WHAT YOU HAVE TO DO: Check every line of the material below for the string "Камчатский", and return the ones that have it.

PROVIDED INFORMATION:
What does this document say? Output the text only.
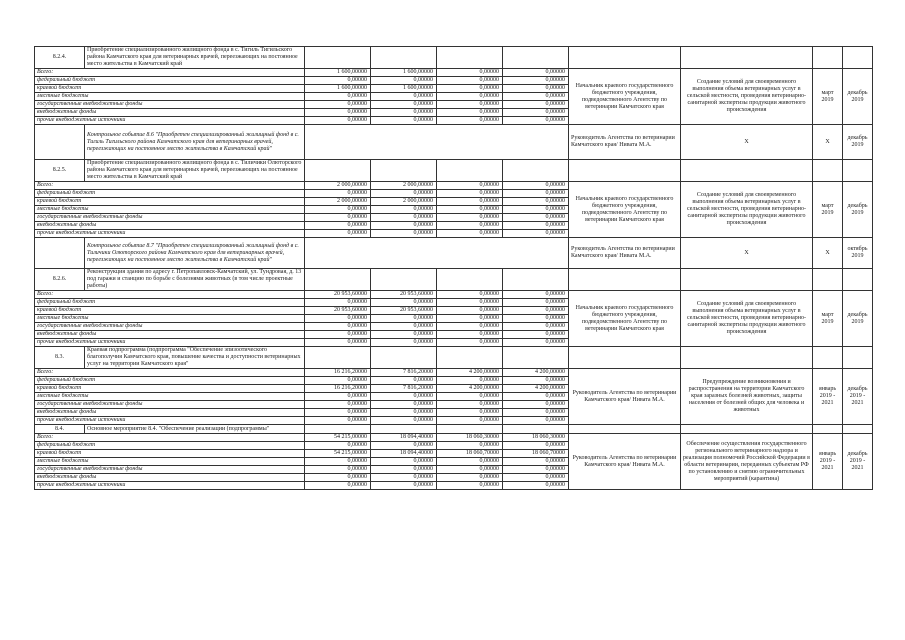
8.2.4.	Приобретение специализированного жилищного фонда в с. Тигиль Тигильского района Камчатского края для ветеринарных врачей, переезжающих на постоянное место жительства в Камчатский край								
Всего:		1 600,00000	1 600,00000	0,00000	0,00000	Начальник краевого государственного бюджетного учреждения, подведомственного Агентству по ветеринарии Камчатского края	Создание условий для своевременного выполнения объема ветеринарных услуг в сельской местности, проведения ветеринарно-санитарной экспертизы продукции животного происхождения	март 2019	декабрь 2019
федеральный бюджет		0,00000	0,00000	0,00000	0,00000				
краевой бюджет		1 600,00000	1 600,00000	0,00000	0,00000				
местные бюджеты		0,00000	0,00000	0,00000	0,00000				
государственные внебюджетные фонды		0,00000	0,00000	0,00000	0,00000				
внебюджетные фонды		0,00000	0,00000	0,00000	0,00000				
прочие внебюджетные источники		0,00000	0,00000	0,00000	0,00000				
	Контрольное событие 8.6 "Приобретен специализированный жилищный фонд в с. Тигиль Тигильского района Камчатского края для ветеринарных врачей, переезжающих на постоянное место жительства в Камчатский край"					Руководитель Агентства по ветеринарии Камчатского края/ Нивата М.А.	X	X	декабрь 2019
8.2.5.	Приобретение специализированного жилищного фонда в с. Тиличики Олюторского района Камчатского края для ветеринарных врачей, переезжающих на постоянное место жительства в Камчатский край								
Всего:		2 000,00000	2 000,00000	0,00000	0,00000	Начальник краевого государственного бюджетного учреждения, подведомственного Агентству по ветеринарии Камчатского края	Создание условий для своевременного выполнения объема ветеринарных услуг в сельской местности, проведения ветеринарно-санитарной экспертизы продукции животного происхождения	март 2019	декабрь 2019
федеральный бюджет		0,00000	0,00000	0,00000	0,00000				
краевой бюджет		2 000,00000	2 000,00000	0,00000	0,00000				
местные бюджеты		0,00000	0,00000	0,00000	0,00000				
государственные внебюджетные фонды		0,00000	0,00000	0,00000	0,00000				
внебюджетные фонды		0,00000	0,00000	0,00000	0,00000				
прочие внебюджетные источники		0,00000	0,00000	0,00000	0,00000				
	Контрольное событие 8.7 "Приобретен специализированный жилищный фонд в с. Тиличики Олюторского района Камчатского края для ветеринарных врачей, переезжающих на постоянное место жительства в Камчатский край"					Руководитель Агентства по ветеринарии Камчатского края/ Нивата М.А.	X	X	октябрь 2019
8.2.6.	Реконструкция здания по адресу г. Петропавловск-Камчатский, ул. Тундровая, д. 13 под гаражи и станцию по борьбе с болезнями животных (в том числе проектные работы)								
Всего:		20 953,60000	20 953,60000	0,00000	0,00000	Начальник краевого государственного бюджетного учреждения, подведомственного Агентству по ветеринарии Камчатского края	Создание условий для своевременного выполнения объема ветеринарных услуг в сельской местности, проведения ветеринарно-санитарной экспертизы продукции животного происхождения	март 2019	декабрь 2019
федеральный бюджет		0,00000	0,00000	0,00000	0,00000				
краевой бюджет		20 953,60000	20 953,60000	0,00000	0,00000				
местные бюджеты		0,00000	0,00000	0,00000	0,00000				
государственные внебюджетные фонды		0,00000	0,00000	0,00000	0,00000				
внебюджетные фонды		0,00000	0,00000	0,00000	0,00000				
прочие внебюджетные источники		0,00000	0,00000	0,00000	0,00000				
8.3.	Краевая подпрограмма (подпрограмма "Обеспечение эпизоотического благополучия Камчатского края, повышение качества и доступности ветеринарных услуг на территории Камчатского края"								
Всего:		16 216,20000	7 816,20000	4 200,00000	4 200,00000	Руководитель Агентства по ветеринарии Камчатского края/ Нивата М.А.	Предупреждение возникновения и распространения на территории Камчатского края заразных болезней животных, защиты населения от болезней общих для человека и животных	январь 2019 - 2021	декабрь 2019 - 2021
федеральный бюджет		0,00000	0,00000	0,00000	0,00000				
краевой бюджет		16 216,20000	7 816,20000	4 200,00000	4 200,00000				
местные бюджеты		0,00000	0,00000	0,00000	0,00000				
государственные внебюджетные фонды		0,00000	0,00000	0,00000	0,00000				
внебюджетные фонды		0,00000	0,00000	0,00000	0,00000				
прочие внебюджетные источники		0,00000	0,00000	0,00000	0,00000				
8.4.	Основное мероприятие 8.4. "Обеспечение реализации (подпрограммы"								
Всего:		54 215,00000	18 094,40000	18 060,30000	18 060,30000	Руководитель Агентства по ветеринарии Камчатского края/ Нивата М.А.	Обеспечение осуществления государственного регионального ветеринарного надзора и реализация полномочий Российской Федерации в области ветеринарии, переданных субъектам РФ по установлению и снятию ограничительных мероприятий (карантина)	январь 2019 - 2021	декабрь 2019 - 2021
федеральный бюджет		0,00000	0,00000	0,00000	0,00000				
краевой бюджет		54 215,00000	18 094,40000	18 060,70000	18 060,70000				
местные бюджеты		0,00000	0,00000	0,00000	0,00000				
государственные внебюджетные фонды		0,00000	0,00000	0,00000	0,00000				
внебюджетные фонды		0,00000	0,00000	0,00000	0,00000				
прочие внебюджетные источники		0,00000	0,00000	0,00000	0,00000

THE RESPONSE:
8.2.4.	Приобретение специализированного жилищного фонда в с. Тигиль Тигильского района Камчатского края для ветеринарных врачей, переезжающих на постоянное место жительства в Камчатский край								
	Контрольное событие 8.6 "Приобретен специализированный жилищный фонд в с. Тигиль Тигильского района Камчатского края для ветеринарных врачей, переезжающих на постоянное место жительства в Камчатский край"					Руководитель Агентства по ветеринарии Камчатского края/ Нивата М.А.	X	X	декабрь 2019
8.2.5.	Приобретение специализированного жилищного фонда в с. Тиличики Олюторского района Камчатского края для ветеринарных врачей, переезжающих на постоянное место жительства в Камчатский край								
	Контрольное событие 8.7 "Приобретен специализированный жилищный фонд в с. Тиличики Олюторского района Камчатского края для ветеринарных врачей, переезжающих на постоянное место жительства в Камчатский край"					Руководитель Агентства по ветеринарии Камчатского края/ Нивата М.А.	X	X	октябрь 2019
8.2.6.	Реконструкция здания по адресу г. Петропавловск-Камчатский, ул. Тундровая, д. 13 под гаражи и станцию по борьбе с болезнями животных (в том числе проектные работы)								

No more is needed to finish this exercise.